[AVAILABLE RECORDS start]
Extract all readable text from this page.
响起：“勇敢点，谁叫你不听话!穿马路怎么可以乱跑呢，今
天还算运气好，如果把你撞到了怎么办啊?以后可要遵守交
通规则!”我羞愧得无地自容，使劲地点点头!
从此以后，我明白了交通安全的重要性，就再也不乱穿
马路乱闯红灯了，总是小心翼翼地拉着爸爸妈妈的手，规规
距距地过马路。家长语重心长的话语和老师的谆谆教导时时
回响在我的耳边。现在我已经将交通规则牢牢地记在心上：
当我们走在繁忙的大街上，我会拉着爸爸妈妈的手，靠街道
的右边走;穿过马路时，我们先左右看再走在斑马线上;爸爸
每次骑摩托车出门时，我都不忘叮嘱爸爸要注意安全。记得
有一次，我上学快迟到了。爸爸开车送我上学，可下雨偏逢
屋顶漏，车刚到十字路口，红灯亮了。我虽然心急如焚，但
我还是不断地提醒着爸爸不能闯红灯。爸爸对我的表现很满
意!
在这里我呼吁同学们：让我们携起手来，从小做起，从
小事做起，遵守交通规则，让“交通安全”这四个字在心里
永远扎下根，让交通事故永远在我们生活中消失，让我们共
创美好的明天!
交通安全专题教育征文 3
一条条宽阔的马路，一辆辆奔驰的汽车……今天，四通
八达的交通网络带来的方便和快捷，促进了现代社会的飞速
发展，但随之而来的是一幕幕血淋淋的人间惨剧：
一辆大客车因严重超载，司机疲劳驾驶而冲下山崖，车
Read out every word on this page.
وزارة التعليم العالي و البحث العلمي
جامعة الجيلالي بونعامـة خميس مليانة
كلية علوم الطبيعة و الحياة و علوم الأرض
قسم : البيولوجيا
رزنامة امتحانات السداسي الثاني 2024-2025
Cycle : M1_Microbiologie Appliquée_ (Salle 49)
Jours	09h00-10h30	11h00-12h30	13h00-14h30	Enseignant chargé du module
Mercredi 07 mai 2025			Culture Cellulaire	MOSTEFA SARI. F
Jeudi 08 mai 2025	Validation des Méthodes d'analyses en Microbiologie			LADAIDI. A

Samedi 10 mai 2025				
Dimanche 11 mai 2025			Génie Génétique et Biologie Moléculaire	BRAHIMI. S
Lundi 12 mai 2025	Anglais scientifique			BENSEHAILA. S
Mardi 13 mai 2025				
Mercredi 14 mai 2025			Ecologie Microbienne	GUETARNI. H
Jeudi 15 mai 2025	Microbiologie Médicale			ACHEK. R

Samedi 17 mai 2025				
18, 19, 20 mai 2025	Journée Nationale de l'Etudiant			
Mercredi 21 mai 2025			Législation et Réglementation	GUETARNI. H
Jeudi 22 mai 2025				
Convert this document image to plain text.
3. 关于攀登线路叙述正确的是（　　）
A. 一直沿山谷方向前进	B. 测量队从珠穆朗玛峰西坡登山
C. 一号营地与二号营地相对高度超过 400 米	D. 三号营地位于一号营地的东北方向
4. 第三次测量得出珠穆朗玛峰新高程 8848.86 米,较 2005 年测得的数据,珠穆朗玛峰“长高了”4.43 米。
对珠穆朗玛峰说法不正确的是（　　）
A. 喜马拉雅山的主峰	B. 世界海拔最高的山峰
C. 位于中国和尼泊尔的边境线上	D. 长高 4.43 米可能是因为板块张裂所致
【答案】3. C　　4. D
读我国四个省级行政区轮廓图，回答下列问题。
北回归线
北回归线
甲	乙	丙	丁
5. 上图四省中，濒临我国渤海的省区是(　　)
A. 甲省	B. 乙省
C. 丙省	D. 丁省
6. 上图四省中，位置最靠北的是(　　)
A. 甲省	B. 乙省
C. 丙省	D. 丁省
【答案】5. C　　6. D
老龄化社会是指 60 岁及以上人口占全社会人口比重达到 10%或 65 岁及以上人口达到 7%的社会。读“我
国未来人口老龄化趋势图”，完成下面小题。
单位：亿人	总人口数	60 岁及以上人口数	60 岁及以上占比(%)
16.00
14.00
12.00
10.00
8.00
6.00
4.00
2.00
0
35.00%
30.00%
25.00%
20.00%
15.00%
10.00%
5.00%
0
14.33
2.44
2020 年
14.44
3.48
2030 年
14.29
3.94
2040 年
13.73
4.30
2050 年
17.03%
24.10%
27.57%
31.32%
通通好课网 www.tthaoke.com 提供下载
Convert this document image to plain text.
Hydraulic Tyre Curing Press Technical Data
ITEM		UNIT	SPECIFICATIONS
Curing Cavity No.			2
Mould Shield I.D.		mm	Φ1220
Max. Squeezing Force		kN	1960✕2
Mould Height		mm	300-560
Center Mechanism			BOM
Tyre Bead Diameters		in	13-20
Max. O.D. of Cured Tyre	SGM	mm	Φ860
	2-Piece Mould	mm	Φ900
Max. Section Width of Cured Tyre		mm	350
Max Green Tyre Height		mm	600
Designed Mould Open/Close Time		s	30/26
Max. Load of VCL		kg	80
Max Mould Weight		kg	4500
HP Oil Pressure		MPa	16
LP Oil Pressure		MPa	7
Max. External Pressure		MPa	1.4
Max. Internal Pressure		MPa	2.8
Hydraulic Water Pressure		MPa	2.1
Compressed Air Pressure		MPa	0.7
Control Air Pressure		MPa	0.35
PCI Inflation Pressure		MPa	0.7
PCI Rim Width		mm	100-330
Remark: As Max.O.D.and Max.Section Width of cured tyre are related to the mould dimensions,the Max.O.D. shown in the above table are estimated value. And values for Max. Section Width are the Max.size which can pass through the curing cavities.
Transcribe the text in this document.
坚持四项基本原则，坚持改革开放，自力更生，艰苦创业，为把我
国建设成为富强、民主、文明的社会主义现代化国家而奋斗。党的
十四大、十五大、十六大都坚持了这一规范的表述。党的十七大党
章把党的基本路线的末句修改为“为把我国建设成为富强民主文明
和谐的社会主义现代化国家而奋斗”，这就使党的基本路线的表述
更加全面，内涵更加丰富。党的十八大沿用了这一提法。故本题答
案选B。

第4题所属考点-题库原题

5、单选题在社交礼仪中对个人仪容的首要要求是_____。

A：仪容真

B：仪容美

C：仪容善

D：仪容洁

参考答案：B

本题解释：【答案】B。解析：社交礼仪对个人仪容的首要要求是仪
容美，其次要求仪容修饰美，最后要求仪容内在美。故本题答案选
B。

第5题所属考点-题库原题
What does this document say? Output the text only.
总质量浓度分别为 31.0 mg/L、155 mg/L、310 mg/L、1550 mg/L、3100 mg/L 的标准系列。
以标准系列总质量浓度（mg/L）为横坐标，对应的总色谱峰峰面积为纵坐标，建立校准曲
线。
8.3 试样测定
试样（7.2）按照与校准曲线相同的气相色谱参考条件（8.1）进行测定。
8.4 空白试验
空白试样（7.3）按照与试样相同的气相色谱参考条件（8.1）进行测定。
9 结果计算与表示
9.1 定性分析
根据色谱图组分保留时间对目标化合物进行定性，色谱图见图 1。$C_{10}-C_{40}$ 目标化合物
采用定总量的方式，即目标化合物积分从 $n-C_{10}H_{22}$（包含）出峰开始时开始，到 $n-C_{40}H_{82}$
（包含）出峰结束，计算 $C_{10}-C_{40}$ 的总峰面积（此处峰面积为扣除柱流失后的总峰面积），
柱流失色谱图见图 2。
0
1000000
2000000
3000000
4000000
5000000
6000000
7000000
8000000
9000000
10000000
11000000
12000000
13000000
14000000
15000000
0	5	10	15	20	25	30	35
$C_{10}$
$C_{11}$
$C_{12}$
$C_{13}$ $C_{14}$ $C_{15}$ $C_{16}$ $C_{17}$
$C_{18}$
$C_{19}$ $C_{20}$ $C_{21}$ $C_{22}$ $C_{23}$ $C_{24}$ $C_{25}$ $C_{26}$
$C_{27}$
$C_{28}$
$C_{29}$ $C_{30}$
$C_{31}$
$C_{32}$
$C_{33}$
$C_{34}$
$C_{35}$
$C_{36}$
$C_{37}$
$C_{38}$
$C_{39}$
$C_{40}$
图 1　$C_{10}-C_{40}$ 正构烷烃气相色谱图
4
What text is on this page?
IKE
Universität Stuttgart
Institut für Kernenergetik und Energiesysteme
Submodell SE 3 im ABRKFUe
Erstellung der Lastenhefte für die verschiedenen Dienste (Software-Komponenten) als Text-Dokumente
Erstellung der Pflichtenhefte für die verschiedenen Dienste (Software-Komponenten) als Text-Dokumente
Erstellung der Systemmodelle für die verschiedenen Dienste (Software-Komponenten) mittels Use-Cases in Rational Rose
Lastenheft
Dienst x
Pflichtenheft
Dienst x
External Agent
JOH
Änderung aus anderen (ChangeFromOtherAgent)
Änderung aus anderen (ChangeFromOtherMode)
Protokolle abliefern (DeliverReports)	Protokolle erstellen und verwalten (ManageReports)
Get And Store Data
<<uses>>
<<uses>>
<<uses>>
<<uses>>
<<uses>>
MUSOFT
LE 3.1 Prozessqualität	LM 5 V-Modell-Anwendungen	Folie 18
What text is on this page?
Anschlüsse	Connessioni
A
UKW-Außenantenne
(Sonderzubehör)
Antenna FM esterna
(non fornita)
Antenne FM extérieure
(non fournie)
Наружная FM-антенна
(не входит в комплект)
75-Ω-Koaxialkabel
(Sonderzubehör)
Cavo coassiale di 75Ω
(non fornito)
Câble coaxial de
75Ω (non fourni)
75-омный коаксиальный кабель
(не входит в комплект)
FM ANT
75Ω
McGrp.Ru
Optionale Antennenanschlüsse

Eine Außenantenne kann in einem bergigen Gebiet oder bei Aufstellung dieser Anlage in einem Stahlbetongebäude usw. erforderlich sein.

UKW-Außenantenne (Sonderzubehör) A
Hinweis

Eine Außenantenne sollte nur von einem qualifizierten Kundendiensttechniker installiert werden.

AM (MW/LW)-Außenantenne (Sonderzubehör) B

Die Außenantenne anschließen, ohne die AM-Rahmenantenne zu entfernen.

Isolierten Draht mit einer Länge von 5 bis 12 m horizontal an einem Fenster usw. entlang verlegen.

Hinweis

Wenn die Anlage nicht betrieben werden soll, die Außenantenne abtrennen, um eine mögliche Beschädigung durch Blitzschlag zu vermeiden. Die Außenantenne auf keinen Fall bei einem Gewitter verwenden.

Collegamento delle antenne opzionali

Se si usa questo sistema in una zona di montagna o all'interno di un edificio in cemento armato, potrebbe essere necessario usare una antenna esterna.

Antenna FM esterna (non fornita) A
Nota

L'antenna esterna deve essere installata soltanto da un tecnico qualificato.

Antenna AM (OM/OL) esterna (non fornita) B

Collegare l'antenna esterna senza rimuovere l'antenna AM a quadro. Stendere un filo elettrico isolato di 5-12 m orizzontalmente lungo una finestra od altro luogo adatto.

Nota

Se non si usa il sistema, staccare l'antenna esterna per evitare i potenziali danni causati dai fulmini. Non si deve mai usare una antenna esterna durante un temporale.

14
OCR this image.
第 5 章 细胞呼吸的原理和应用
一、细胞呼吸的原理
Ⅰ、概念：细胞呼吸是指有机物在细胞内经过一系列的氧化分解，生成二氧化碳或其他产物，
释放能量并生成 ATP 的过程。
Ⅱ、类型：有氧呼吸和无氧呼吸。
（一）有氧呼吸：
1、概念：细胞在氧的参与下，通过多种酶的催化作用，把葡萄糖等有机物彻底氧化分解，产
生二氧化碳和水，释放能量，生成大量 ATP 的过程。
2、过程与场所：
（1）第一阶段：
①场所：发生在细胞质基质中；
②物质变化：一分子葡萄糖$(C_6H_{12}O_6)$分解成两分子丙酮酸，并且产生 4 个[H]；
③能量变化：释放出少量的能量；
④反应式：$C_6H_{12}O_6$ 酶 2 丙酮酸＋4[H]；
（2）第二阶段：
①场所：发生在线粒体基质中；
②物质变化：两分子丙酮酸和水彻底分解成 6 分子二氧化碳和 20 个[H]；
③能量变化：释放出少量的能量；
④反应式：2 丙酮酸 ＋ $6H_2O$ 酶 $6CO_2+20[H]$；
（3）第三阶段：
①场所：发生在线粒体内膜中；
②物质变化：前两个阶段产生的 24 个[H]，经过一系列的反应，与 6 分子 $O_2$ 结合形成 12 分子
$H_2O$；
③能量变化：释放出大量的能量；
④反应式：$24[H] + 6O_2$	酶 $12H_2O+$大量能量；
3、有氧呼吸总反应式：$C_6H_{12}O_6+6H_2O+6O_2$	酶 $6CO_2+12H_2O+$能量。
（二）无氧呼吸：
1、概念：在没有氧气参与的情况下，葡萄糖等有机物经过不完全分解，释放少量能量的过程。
[AVAILABLE RECORDS end]
• _WHAT YOU ARE ASKED TO DO_
In the records above, how many lines contain the word "page"? Give the number alone.

• _FINISHED TASK_
4